------ DATA PROVIDED ------
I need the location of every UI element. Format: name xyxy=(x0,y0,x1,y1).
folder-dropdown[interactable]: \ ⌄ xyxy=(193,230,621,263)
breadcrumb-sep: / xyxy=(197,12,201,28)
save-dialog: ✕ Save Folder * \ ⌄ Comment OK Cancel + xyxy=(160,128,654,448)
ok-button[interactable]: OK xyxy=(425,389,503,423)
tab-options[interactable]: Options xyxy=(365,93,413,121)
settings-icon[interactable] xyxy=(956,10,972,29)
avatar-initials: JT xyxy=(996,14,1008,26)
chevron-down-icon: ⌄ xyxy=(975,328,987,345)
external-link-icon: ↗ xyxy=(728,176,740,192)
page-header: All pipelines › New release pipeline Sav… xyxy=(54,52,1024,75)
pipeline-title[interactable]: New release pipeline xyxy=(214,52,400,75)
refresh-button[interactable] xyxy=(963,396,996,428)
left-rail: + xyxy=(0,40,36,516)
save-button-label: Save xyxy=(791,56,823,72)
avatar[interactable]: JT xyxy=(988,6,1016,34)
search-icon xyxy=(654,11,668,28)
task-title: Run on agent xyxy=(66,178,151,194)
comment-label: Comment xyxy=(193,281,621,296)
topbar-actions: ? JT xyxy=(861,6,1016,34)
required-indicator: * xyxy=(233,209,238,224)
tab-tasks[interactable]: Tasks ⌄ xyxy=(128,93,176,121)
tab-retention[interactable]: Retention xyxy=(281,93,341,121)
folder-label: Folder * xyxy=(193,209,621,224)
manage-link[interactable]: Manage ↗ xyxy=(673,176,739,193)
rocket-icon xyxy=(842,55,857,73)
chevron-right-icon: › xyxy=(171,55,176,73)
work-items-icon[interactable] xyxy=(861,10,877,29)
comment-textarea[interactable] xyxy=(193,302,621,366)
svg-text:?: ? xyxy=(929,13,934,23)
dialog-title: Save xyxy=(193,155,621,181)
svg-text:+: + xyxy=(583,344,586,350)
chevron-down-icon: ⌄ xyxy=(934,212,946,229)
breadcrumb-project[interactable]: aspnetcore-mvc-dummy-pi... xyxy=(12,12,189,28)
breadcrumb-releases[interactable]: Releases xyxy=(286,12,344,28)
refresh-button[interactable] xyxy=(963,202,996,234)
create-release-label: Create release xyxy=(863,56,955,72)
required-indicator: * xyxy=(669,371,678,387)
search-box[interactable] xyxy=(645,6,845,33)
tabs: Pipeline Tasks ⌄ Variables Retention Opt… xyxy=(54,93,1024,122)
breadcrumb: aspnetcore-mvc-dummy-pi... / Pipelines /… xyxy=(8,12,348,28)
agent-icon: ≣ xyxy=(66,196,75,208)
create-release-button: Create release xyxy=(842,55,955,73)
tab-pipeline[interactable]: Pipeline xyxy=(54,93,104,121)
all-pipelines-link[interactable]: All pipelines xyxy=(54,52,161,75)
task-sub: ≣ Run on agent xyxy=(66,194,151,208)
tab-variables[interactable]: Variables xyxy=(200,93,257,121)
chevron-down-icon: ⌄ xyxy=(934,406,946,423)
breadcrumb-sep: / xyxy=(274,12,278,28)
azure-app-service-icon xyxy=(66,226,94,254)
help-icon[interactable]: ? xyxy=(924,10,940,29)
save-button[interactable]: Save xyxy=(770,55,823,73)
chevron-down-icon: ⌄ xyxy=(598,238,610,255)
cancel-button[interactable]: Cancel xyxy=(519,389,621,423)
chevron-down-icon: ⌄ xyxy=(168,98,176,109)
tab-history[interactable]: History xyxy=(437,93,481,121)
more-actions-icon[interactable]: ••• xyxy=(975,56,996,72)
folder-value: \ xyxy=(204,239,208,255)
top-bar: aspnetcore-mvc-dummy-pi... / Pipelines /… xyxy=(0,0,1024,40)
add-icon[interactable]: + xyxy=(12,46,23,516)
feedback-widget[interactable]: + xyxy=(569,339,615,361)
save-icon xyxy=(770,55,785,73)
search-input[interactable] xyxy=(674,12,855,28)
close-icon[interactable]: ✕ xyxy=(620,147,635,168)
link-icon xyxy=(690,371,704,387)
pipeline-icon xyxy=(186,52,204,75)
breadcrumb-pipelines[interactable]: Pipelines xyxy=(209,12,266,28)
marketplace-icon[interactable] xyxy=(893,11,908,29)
------
TASK PROMPT
Rewrite the lines from the start through the line that contains "page-header: All pipelines", switching "Cancel" to "Close" and leaving everything else unchanged.

TASK SOLUTION
I need the location of every UI element. Format: name xyxy=(x0,y0,x1,y1).
folder-dropdown[interactable]: \ ⌄ xyxy=(193,230,621,263)
breadcrumb-sep: / xyxy=(197,12,201,28)
save-dialog: ✕ Save Folder * \ ⌄ Comment OK Close + xyxy=(160,128,654,448)
ok-button[interactable]: OK xyxy=(425,389,503,423)
tab-options[interactable]: Options xyxy=(365,93,413,121)
settings-icon[interactable] xyxy=(956,10,972,29)
avatar-initials: JT xyxy=(996,14,1008,26)
chevron-down-icon: ⌄ xyxy=(975,328,987,345)
external-link-icon: ↗ xyxy=(728,176,740,192)
page-header: All pipelines › New release pipeline Sav… xyxy=(54,52,1024,75)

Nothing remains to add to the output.